> **The exercise**
Each entry needs to be restated exactly as written.

> **Input data**
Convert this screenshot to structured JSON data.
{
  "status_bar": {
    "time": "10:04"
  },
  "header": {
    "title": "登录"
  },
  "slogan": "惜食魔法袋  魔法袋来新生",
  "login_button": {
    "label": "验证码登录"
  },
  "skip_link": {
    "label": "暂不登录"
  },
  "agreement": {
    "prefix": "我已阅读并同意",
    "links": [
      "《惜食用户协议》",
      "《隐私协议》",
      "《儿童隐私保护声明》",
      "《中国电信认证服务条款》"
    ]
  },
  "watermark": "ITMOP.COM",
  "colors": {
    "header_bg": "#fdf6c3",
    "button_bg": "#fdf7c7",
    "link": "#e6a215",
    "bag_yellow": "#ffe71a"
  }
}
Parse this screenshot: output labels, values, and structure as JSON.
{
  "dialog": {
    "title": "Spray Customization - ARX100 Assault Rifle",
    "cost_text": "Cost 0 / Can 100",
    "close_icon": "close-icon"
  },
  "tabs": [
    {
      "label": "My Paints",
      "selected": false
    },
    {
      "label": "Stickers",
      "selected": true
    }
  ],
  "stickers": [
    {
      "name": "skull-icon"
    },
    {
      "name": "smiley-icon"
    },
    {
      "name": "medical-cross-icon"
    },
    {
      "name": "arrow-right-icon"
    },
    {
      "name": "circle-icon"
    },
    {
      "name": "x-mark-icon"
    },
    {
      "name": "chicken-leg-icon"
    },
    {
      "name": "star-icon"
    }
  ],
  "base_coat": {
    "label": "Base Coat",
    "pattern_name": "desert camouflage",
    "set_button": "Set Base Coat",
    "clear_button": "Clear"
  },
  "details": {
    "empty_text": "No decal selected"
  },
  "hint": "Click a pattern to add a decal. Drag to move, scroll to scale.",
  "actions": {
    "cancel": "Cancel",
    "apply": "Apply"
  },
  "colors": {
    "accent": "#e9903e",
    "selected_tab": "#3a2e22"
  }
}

> **Exercise response**
Convert this screenshot to structured JSON data.
{
  "status_bar": {
    "time": "10:04"
  },
  "header": {
    "title": "登录"
  },
  "slogan": "惜食魔法袋  魔法袋来新生",
  "login_button": {
    "label": "验证码登录"
  },
  "skip_link": {
    "label": "暂不登录"
  },
  "agreement": {
    "prefix": "我已阅读并同意",
    "links": [
      "《惜食用户协议》",
      "《隐私协议》",
      "《儿童隐私保护声明》",
      "《中国电信认证服务条款》"
    ]
  },
  "watermark": "ITMOP.COM",
  "colors": {
    "header_bg": "#fdf6c3",
    "button_bg": "#fdf7c7",
    "link": "#e6a215",
    "bag_yellow": "#ffe71a"
  }
}
Parse this screenshot: output labels, values, and structure as JSON.
{
  "dialog": {
    "title": "Spray Customization - ARX100 Assault Rifle",
    "cost_text": "Cost 0 / Can 100",
    "close_icon": "close-icon"
  },
  "tabs": [
    {
      "label": "My Paints",
      "selected": false
    },
    {
      "label": "Stickers",
      "selected": true
    }
  ],
  "stickers": [
    {
      "name": "skull-icon"
    },
    {
      "name": "smiley-icon"
    },
    {
      "name": "medical-cross-icon"
    },
    {
      "name": "arrow-right-icon"
    },
    {
      "name": "circle-icon"
    },
    {
      "name": "x-mark-icon"
    },
    {
      "name": "chicken-leg-icon"
    },
    {
      "name": "star-icon"
    }
  ],
  "base_coat": {
    "label": "Base Coat",
    "pattern_name": "desert camouflage",
    "set_button": "Set Base Coat",
    "clear_button": "Clear"
  },
  "details": {
    "empty_text": "No decal selected"
  },
  "hint": "Click a pattern to add a decal. Drag to move, scroll to scale.",
  "actions": {
    "cancel": "Cancel",
    "apply": "Apply"
  },
  "colors": {
    "accent": "#e9903e",
    "selected_tab": "#3a2e22"
  }
}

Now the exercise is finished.